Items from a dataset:
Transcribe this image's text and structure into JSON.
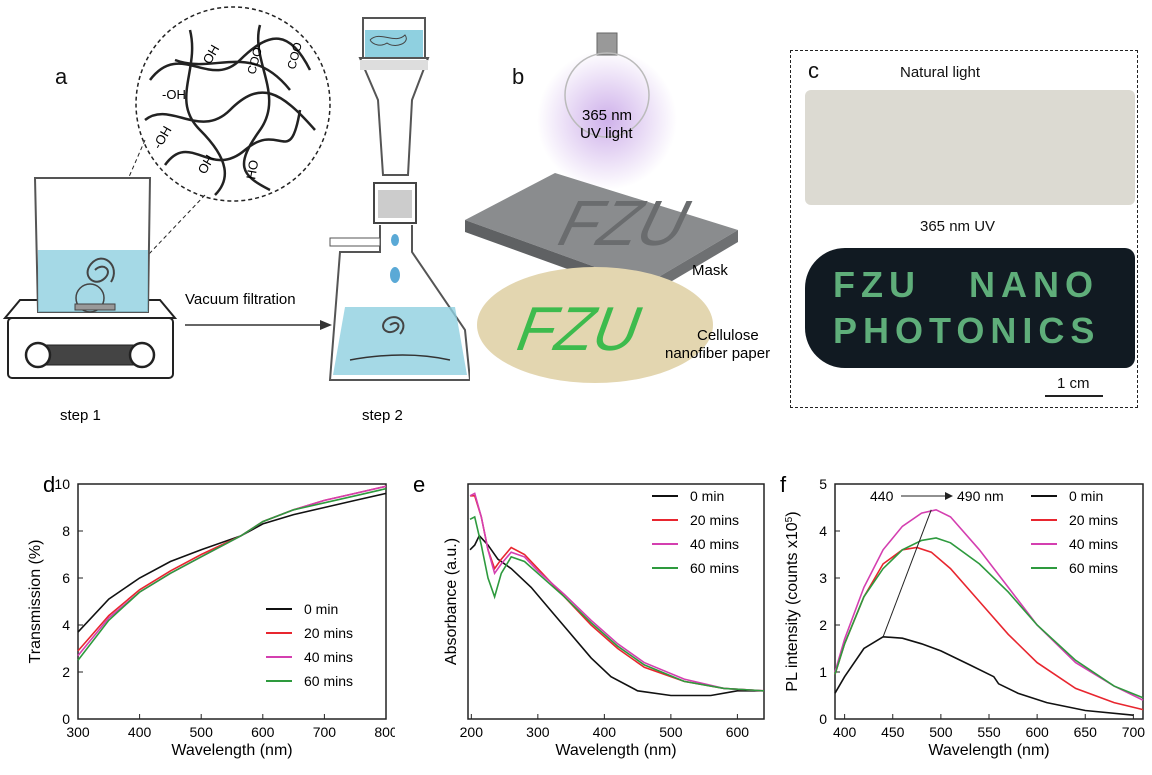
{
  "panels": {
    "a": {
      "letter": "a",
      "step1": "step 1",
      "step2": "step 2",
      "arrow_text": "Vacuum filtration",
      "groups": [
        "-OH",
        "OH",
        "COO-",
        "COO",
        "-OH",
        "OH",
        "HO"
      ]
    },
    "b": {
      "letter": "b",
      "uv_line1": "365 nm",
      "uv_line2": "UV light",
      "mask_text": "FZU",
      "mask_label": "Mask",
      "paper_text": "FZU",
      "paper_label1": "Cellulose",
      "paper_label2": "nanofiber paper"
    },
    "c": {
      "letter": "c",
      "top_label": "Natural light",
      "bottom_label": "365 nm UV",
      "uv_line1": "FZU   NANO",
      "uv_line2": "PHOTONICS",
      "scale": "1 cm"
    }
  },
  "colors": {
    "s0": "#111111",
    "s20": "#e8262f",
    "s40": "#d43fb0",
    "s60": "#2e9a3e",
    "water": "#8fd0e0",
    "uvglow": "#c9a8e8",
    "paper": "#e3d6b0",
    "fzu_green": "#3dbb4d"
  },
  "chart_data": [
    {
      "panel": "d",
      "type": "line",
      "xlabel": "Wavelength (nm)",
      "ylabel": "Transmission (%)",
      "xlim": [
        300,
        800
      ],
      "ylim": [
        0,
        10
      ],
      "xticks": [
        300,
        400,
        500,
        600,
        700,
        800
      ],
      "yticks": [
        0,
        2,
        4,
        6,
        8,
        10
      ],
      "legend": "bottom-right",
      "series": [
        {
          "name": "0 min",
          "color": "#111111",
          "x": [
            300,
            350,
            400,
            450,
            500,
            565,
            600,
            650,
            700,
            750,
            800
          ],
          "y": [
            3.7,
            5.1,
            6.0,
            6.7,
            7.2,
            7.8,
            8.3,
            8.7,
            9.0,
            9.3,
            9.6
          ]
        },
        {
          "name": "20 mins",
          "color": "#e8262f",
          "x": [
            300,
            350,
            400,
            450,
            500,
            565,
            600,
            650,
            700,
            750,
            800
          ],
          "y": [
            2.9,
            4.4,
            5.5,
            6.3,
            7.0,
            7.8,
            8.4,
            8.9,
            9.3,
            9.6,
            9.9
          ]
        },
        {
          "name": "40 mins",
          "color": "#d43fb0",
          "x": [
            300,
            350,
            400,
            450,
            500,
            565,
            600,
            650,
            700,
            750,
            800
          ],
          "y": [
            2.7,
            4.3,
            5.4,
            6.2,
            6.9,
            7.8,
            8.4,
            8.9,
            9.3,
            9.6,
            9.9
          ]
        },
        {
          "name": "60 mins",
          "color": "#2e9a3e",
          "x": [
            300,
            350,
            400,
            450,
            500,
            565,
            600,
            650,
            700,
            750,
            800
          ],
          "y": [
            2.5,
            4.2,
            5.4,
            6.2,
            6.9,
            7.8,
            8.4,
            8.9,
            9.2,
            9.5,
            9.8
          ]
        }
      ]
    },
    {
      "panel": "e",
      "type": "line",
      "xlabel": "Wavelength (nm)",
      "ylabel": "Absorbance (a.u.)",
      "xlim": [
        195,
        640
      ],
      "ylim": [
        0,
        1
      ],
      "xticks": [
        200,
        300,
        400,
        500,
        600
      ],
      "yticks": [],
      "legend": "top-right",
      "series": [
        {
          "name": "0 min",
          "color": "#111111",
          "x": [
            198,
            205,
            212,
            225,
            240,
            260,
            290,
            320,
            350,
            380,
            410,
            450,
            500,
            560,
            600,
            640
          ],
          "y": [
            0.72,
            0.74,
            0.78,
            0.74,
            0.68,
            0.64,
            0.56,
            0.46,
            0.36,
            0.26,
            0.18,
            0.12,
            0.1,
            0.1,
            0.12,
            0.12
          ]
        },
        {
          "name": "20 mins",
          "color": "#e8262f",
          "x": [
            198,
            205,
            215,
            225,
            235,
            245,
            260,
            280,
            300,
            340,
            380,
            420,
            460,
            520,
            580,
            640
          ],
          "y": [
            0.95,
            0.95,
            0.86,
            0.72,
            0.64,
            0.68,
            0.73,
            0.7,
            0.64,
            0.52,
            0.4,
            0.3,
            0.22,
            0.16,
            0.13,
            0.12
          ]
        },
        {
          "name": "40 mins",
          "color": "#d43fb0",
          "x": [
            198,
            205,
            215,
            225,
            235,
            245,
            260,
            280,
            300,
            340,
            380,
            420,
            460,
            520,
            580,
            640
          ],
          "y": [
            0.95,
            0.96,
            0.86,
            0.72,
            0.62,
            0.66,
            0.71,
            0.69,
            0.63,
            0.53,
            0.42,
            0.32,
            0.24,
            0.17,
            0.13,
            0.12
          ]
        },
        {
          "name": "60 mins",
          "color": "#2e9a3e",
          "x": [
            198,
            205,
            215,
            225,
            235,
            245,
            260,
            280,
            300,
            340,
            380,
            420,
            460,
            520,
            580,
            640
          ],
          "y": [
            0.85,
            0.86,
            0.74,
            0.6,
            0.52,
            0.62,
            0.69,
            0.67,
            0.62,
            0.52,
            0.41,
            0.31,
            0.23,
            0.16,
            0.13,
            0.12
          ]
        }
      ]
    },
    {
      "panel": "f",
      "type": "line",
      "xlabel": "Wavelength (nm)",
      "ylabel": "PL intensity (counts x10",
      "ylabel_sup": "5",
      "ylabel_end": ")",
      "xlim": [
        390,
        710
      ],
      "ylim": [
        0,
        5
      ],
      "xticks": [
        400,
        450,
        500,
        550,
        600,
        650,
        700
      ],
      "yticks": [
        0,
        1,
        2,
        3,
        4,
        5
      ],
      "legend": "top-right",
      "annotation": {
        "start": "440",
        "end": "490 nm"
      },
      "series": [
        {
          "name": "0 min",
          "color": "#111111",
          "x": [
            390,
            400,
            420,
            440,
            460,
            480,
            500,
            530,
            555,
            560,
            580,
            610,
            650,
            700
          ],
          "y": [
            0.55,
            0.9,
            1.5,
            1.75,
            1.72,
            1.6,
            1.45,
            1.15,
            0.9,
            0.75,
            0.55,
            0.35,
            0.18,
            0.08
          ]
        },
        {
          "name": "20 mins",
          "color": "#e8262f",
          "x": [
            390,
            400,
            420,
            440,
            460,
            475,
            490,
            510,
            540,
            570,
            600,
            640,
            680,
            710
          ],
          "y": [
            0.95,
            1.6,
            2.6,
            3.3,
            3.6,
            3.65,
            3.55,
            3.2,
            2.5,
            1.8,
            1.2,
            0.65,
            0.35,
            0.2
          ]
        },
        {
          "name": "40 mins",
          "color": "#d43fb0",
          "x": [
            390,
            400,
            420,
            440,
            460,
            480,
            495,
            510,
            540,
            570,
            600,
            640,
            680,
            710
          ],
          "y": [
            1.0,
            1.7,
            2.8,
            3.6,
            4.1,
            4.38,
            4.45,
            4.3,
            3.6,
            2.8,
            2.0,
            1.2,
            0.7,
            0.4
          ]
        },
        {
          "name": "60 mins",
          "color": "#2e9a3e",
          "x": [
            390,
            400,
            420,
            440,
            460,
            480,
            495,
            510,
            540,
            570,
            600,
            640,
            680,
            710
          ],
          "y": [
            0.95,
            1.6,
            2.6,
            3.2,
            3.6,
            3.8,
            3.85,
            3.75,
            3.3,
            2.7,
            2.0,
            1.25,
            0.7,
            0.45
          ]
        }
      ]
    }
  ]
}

EXERCISE BRIEF → Without including any pictures, print all of the material exactly as given.

THE COMPLETED TASK →
Transcribe this image's text and structure into JSON.
{
  "panels": {
    "a": {
      "letter": "a",
      "step1": "step 1",
      "step2": "step 2",
      "arrow_text": "Vacuum filtration",
      "groups": [
        "-OH",
        "OH",
        "COO-",
        "COO",
        "-OH",
        "OH",
        "HO"
      ]
    },
    "b": {
      "letter": "b",
      "uv_line1": "365 nm",
      "uv_line2": "UV light",
      "mask_text": "FZU",
      "mask_label": "Mask",
      "paper_text": "FZU",
      "paper_label1": "Cellulose",
      "paper_label2": "nanofiber paper"
    },
    "c": {
      "letter": "c",
      "top_label": "Natural light",
      "bottom_label": "365 nm UV",
      "uv_line1": "FZU   NANO",
      "uv_line2": "PHOTONICS",
      "scale": "1 cm"
    }
  },
  "colors": {
    "s0": "#111111",
    "s20": "#e8262f",
    "s40": "#d43fb0",
    "s60": "#2e9a3e",
    "water": "#8fd0e0",
    "uvglow": "#c9a8e8",
    "paper": "#e3d6b0",
    "fzu_green": "#3dbb4d"
  },
  "chart_data": [
    {
      "panel": "d",
      "type": "line",
      "xlabel": "Wavelength (nm)",
      "ylabel": "Transmission (%)",
      "xlim": [
        300,
        800
      ],
      "ylim": [
        0,
        10
      ],
      "xticks": [
        300,
        400,
        500,
        600,
        700,
        800
      ],
      "yticks": [
        0,
        2,
        4,
        6,
        8,
        10
      ],
      "legend": "bottom-right",
      "series": [
        {
          "name": "0 min",
          "color": "#111111",
          "x": [
            300,
            350,
            400,
            450,
            500,
            565,
            600,
            650,
            700,
            750,
            800
          ],
          "y": [
            3.7,
            5.1,
            6.0,
            6.7,
            7.2,
            7.8,
            8.3,
            8.7,
            9.0,
            9.3,
            9.6
          ]
        },
        {
          "name": "20 mins",
          "color": "#e8262f",
          "x": [
            300,
            350,
            400,
            450,
            500,
            565,
            600,
            650,
            700,
            750,
            800
          ],
          "y": [
            2.9,
            4.4,
            5.5,
            6.3,
            7.0,
            7.8,
            8.4,
            8.9,
            9.3,
            9.6,
            9.9
          ]
        },
        {
          "name": "40 mins",
          "color": "#d43fb0",
          "x": [
            300,
            350,
            400,
            450,
            500,
            565,
            600,
            650,
            700,
            750,
            800
          ],
          "y": [
            2.7,
            4.3,
            5.4,
            6.2,
            6.9,
            7.8,
            8.4,
            8.9,
            9.3,
            9.6,
            9.9
          ]
        },
        {
          "name": "60 mins",
          "color": "#2e9a3e",
          "x": [
            300,
            350,
            400,
            450,
            500,
            565,
            600,
            650,
            700,
            750,
            800
          ],
          "y": [
            2.5,
            4.2,
            5.4,
            6.2,
            6.9,
            7.8,
            8.4,
            8.9,
            9.2,
            9.5,
            9.8
          ]
        }
      ]
    },
    {
      "panel": "e",
      "type": "line",
      "xlabel": "Wavelength (nm)",
      "ylabel": "Absorbance (a.u.)",
      "xlim": [
        195,
        640
      ],
      "ylim": [
        0,
        1
      ],
      "xticks": [
        200,
        300,
        400,
        500,
        600
      ],
      "yticks": [],
      "legend": "top-right",
      "series": [
        {
          "name": "0 min",
          "color": "#111111",
          "x": [
            198,
            205,
            212,
            225,
            240,
            260,
            290,
            320,
            350,
            380,
            410,
            450,
            500,
            560,
            600,
            640
          ],
          "y": [
            0.72,
            0.74,
            0.78,
            0.74,
            0.68,
            0.64,
            0.56,
            0.46,
            0.36,
            0.26,
            0.18,
            0.12,
            0.1,
            0.1,
            0.12,
            0.12
          ]
        },
        {
          "name": "20 mins",
          "color": "#e8262f",
          "x": [
            198,
            205,
            215,
            225,
            235,
            245,
            260,
            280,
            300,
            340,
            380,
            420,
            460,
            520,
            580,
            640
          ],
          "y": [
            0.95,
            0.95,
            0.86,
            0.72,
            0.64,
            0.68,
            0.73,
            0.7,
            0.64,
            0.52,
            0.4,
            0.3,
            0.22,
            0.16,
            0.13,
            0.12
          ]
        },
        {
          "name": "40 mins",
          "color": "#d43fb0",
          "x": [
            198,
            205,
            215,
            225,
            235,
            245,
            260,
            280,
            300,
            340,
            380,
            420,
            460,
            520,
            580,
            640
          ],
          "y": [
            0.95,
            0.96,
            0.86,
            0.72,
            0.62,
            0.66,
            0.71,
            0.69,
            0.63,
            0.53,
            0.42,
            0.32,
            0.24,
            0.17,
            0.13,
            0.12
          ]
        },
        {
          "name": "60 mins",
          "color": "#2e9a3e",
          "x": [
            198,
            205,
            215,
            225,
            235,
            245,
            260,
            280,
            300,
            340,
            380,
            420,
            460,
            520,
            580,
            640
          ],
          "y": [
            0.85,
            0.86,
            0.74,
            0.6,
            0.52,
            0.62,
            0.69,
            0.67,
            0.62,
            0.52,
            0.41,
            0.31,
            0.23,
            0.16,
            0.13,
            0.12
          ]
        }
      ]
    },
    {
      "panel": "f",
      "type": "line",
      "xlabel": "Wavelength (nm)",
      "ylabel": "PL intensity (counts x10",
      "ylabel_sup": "5",
      "ylabel_end": ")",
      "xlim": [
        390,
        710
      ],
      "ylim": [
        0,
        5
      ],
      "xticks": [
        400,
        450,
        500,
        550,
        600,
        650,
        700
      ],
      "yticks": [
        0,
        1,
        2,
        3,
        4,
        5
      ],
      "legend": "top-right",
      "annotation": {
        "start": "440",
        "end": "490 nm"
      },
      "series": [
        {
          "name": "0 min",
          "color": "#111111",
          "x": [
            390,
            400,
            420,
            440,
            460,
            480,
            500,
            530,
            555,
            560,
            580,
            610,
            650,
            700
          ],
          "y": [
            0.55,
            0.9,
            1.5,
            1.75,
            1.72,
            1.6,
            1.45,
            1.15,
            0.9,
            0.75,
            0.55,
            0.35,
            0.18,
            0.08
          ]
        },
        {
          "name": "20 mins",
          "color": "#e8262f",
          "x": [
            390,
            400,
            420,
            440,
            460,
            475,
            490,
            510,
            540,
            570,
            600,
            640,
            680,
            710
          ],
          "y": [
            0.95,
            1.6,
            2.6,
            3.3,
            3.6,
            3.65,
            3.55,
            3.2,
            2.5,
            1.8,
            1.2,
            0.65,
            0.35,
            0.2
          ]
        },
        {
          "name": "40 mins",
          "color": "#d43fb0",
          "x": [
            390,
            400,
            420,
            440,
            460,
            480,
            495,
            510,
            540,
            570,
            600,
            640,
            680,
            710
          ],
          "y": [
            1.0,
            1.7,
            2.8,
            3.6,
            4.1,
            4.38,
            4.45,
            4.3,
            3.6,
            2.8,
            2.0,
            1.2,
            0.7,
            0.4
          ]
        },
        {
          "name": "60 mins",
          "color": "#2e9a3e",
          "x": [
            390,
            400,
            420,
            440,
            460,
            480,
            495,
            510,
            540,
            570,
            600,
            640,
            680,
            710
          ],
          "y": [
            0.95,
            1.6,
            2.6,
            3.2,
            3.6,
            3.8,
            3.85,
            3.75,
            3.3,
            2.7,
            2.0,
            1.25,
            0.7,
            0.45
          ]
        }
      ]
    }
  ]
}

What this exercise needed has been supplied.